→ **Provided information**
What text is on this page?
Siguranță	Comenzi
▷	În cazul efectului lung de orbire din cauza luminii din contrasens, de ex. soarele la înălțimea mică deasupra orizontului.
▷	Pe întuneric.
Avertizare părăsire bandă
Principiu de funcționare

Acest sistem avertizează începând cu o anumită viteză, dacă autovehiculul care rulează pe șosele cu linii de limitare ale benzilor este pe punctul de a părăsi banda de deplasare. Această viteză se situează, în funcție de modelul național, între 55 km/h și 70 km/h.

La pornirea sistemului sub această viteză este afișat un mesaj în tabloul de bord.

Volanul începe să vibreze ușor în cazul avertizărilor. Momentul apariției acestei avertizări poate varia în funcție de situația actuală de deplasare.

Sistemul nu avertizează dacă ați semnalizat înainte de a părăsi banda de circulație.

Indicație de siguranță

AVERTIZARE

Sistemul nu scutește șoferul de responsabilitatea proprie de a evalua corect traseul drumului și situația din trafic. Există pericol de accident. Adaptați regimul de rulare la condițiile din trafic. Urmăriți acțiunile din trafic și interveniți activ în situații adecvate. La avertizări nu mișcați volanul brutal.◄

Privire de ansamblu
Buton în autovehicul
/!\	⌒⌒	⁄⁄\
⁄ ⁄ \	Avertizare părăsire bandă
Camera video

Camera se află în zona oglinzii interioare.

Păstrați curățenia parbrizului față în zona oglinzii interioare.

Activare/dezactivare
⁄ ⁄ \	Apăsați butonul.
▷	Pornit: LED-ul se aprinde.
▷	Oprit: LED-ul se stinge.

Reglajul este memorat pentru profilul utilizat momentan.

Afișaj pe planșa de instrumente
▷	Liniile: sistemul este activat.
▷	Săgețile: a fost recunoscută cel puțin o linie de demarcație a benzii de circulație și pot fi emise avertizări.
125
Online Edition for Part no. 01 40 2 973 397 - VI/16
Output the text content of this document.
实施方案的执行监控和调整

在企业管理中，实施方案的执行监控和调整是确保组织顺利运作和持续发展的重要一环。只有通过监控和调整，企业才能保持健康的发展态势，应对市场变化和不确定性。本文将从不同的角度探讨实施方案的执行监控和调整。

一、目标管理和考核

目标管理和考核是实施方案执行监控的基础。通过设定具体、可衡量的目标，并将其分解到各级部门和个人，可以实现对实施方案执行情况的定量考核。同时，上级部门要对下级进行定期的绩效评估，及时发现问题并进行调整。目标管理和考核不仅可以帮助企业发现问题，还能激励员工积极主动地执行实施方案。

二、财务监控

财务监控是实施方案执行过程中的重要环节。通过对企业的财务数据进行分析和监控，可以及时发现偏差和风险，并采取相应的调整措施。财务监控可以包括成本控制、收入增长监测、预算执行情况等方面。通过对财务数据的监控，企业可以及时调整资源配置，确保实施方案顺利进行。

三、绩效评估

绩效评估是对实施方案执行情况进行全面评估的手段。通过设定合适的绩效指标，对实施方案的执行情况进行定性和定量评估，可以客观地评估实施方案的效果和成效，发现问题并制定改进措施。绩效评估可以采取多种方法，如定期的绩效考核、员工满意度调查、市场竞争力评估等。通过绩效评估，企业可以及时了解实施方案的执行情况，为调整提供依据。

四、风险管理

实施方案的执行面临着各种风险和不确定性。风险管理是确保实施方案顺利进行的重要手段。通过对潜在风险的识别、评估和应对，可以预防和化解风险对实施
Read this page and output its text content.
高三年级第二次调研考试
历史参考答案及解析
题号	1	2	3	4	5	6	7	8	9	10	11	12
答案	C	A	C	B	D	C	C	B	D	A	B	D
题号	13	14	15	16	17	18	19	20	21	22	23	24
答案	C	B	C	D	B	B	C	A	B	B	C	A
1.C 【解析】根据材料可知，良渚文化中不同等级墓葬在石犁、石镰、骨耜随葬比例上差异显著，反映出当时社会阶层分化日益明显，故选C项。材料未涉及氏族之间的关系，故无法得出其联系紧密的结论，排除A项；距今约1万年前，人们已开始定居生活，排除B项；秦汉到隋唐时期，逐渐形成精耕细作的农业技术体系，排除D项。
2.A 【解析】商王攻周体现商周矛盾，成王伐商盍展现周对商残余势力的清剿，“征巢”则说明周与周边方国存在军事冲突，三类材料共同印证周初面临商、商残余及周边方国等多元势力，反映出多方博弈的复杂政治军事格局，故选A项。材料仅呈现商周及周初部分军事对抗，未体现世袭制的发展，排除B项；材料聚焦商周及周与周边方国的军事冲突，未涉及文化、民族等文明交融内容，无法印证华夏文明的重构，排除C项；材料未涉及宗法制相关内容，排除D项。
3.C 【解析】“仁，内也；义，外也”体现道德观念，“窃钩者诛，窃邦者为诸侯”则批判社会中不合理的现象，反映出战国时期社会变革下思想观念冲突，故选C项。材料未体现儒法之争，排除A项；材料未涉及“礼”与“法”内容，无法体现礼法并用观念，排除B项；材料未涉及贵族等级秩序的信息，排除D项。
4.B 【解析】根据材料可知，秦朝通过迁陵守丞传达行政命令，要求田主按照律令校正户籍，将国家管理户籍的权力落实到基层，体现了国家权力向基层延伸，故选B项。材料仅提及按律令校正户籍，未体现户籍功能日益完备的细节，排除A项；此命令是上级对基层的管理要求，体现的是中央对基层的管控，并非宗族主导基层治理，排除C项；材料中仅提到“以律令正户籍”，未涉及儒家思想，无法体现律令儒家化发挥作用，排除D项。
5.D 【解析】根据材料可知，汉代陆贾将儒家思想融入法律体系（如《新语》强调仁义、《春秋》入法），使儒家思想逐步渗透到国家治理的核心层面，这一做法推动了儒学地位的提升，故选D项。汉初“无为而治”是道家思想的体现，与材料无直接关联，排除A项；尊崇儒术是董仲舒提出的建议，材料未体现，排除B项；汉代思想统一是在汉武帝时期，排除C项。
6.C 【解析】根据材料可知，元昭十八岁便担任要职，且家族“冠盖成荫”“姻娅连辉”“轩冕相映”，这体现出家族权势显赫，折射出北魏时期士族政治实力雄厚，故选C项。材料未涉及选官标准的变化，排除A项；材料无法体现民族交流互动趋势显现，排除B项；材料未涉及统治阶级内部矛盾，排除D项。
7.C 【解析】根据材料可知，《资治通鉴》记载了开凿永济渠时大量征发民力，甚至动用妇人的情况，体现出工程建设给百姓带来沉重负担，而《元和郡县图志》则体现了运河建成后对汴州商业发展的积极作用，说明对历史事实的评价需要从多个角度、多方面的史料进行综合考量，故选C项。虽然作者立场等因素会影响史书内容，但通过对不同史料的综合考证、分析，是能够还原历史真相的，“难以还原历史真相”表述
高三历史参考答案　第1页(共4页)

→ **Task prompt**
Give only the number of lines in the entries that contain "根据材料可知".

→ **The reply**
5